TASK DIRECTIONS:
Look through the records below, and copy out every line that holds the string "into".

MATERIAL SHOWN:

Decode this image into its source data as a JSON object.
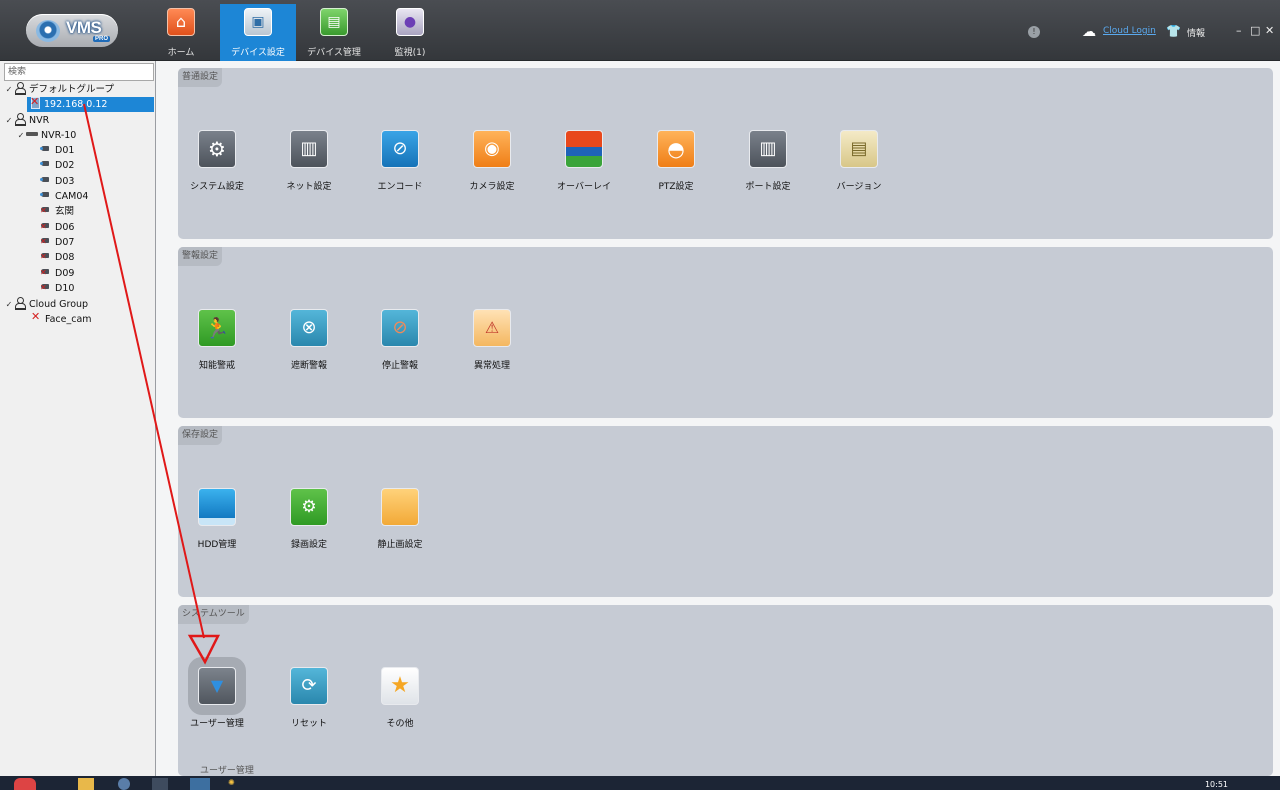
{
  "app": {
    "logo_text": "VMS",
    "logo_badge": "PRO"
  },
  "nav": {
    "tabs": [
      {
        "label": "ホーム",
        "icon": "home-icon"
      },
      {
        "label": "デバイス設定",
        "icon": "device-settings-icon",
        "active": true
      },
      {
        "label": "デバイス管理",
        "icon": "device-management-icon"
      },
      {
        "label": "監視(1)",
        "icon": "monitor-icon"
      }
    ]
  },
  "topright": {
    "cloud_login": "Cloud Login",
    "info": "情報",
    "minimize": "–",
    "maximize": "□",
    "close": "✕"
  },
  "sidebar": {
    "search_placeholder": "検索",
    "tree": {
      "default_group": "デフォルトグループ",
      "device_ip": "192.168.0.12",
      "nvr_group": "NVR",
      "nvr_device": "NVR-10",
      "channels": [
        "D01",
        "D02",
        "D03",
        "CAM04",
        "玄関",
        "D06",
        "D07",
        "D08",
        "D09",
        "D10"
      ],
      "cloud_group": "Cloud Group",
      "cloud_device": "Face_cam"
    }
  },
  "sections": {
    "general": {
      "title": "普通設定",
      "items": [
        "システム設定",
        "ネット設定",
        "エンコード",
        "カメラ設定",
        "オーバーレイ",
        "PTZ設定",
        "ポート設定",
        "バージョン"
      ]
    },
    "alarm": {
      "title": "警報設定",
      "items": [
        "知能警戒",
        "遮断警報",
        "停止警報",
        "異常処理"
      ]
    },
    "storage": {
      "title": "保存設定",
      "items": [
        "HDD管理",
        "録画設定",
        "静止画設定"
      ]
    },
    "tools": {
      "title": "システムツール",
      "items": [
        "ユーザー管理",
        "リセット",
        "その他"
      ]
    }
  },
  "status_hint": "ユーザー管理",
  "taskbar": {
    "clock": "10:51"
  },
  "colors": {
    "accent": "#1d86d6",
    "annotation_arrow": "#e01818"
  }
}
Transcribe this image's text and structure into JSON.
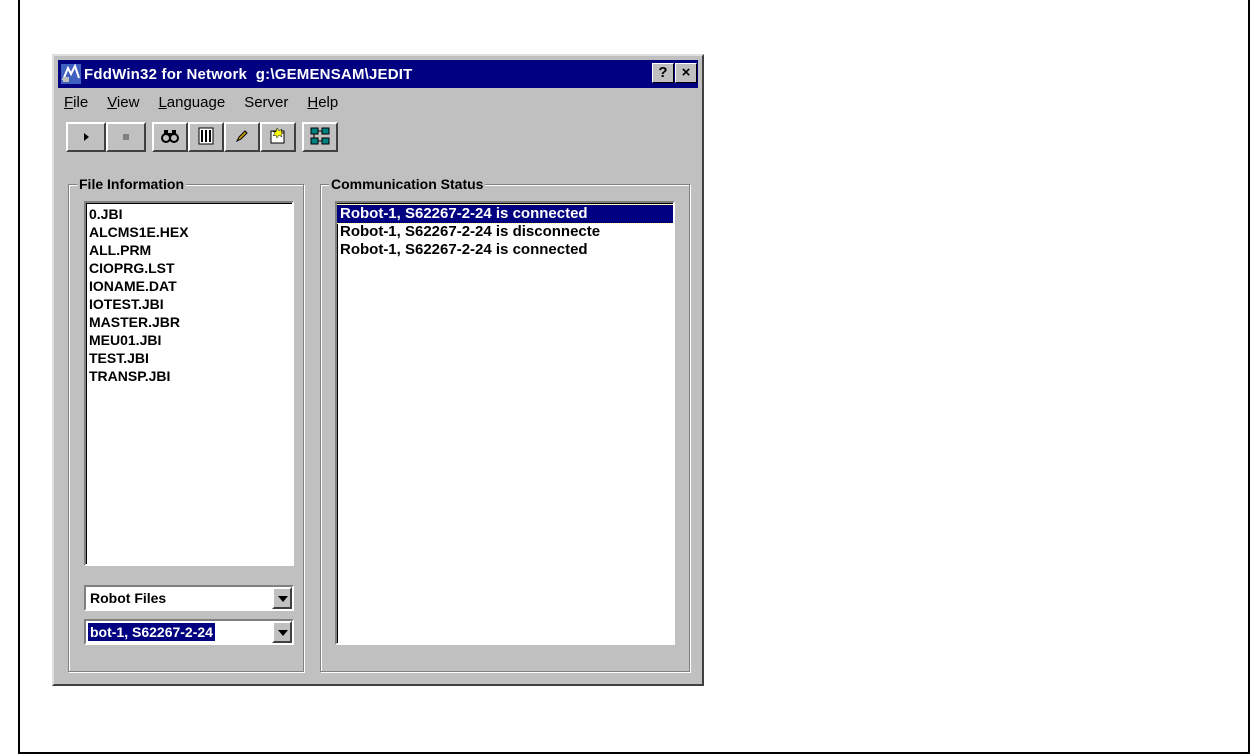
{
  "window": {
    "title": "FddWin32 for Network  g:\\GEMENSAM\\JEDIT",
    "help_button": "?",
    "close_button": "×"
  },
  "menu": [
    {
      "label": "File",
      "mnemonic": "F",
      "rest": "ile"
    },
    {
      "label": "View",
      "mnemonic": "V",
      "rest": "iew"
    },
    {
      "label": "Language",
      "mnemonic": "L",
      "rest": "anguage"
    },
    {
      "label": "Server",
      "mnemonic": "",
      "rest": "Server"
    },
    {
      "label": "Help",
      "mnemonic": "H",
      "rest": "elp"
    }
  ],
  "toolbar": {
    "icons": [
      "play-icon",
      "stop-icon",
      "binoculars-icon",
      "list-icon",
      "pencil-icon",
      "open-folder-icon",
      "network-icon"
    ]
  },
  "file_info": {
    "label": "File Information",
    "files": [
      "0.JBI",
      "ALCMS1E.HEX",
      "ALL.PRM",
      "CIOPRG.LST",
      "IONAME.DAT",
      "IOTEST.JBI",
      "MASTER.JBR",
      "MEU01.JBI",
      "TEST.JBI",
      "TRANSP.JBI"
    ],
    "file_type_select": "Robot Files",
    "robot_select": "bot-1, S62267-2-24"
  },
  "comm_status": {
    "label": "Communication Status",
    "messages": [
      "Robot-1, S62267-2-24 is connected",
      "Robot-1, S62267-2-24 is disconnecte",
      "Robot-1, S62267-2-24 is connected"
    ]
  },
  "colors": {
    "titlebar": "#000080",
    "face": "#c0c0c0",
    "selection": "#000080"
  }
}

EXPECTED OUTPUT:
Decode this image into its source data as a JSON object.
Transcribe this image's text and structure into JSON.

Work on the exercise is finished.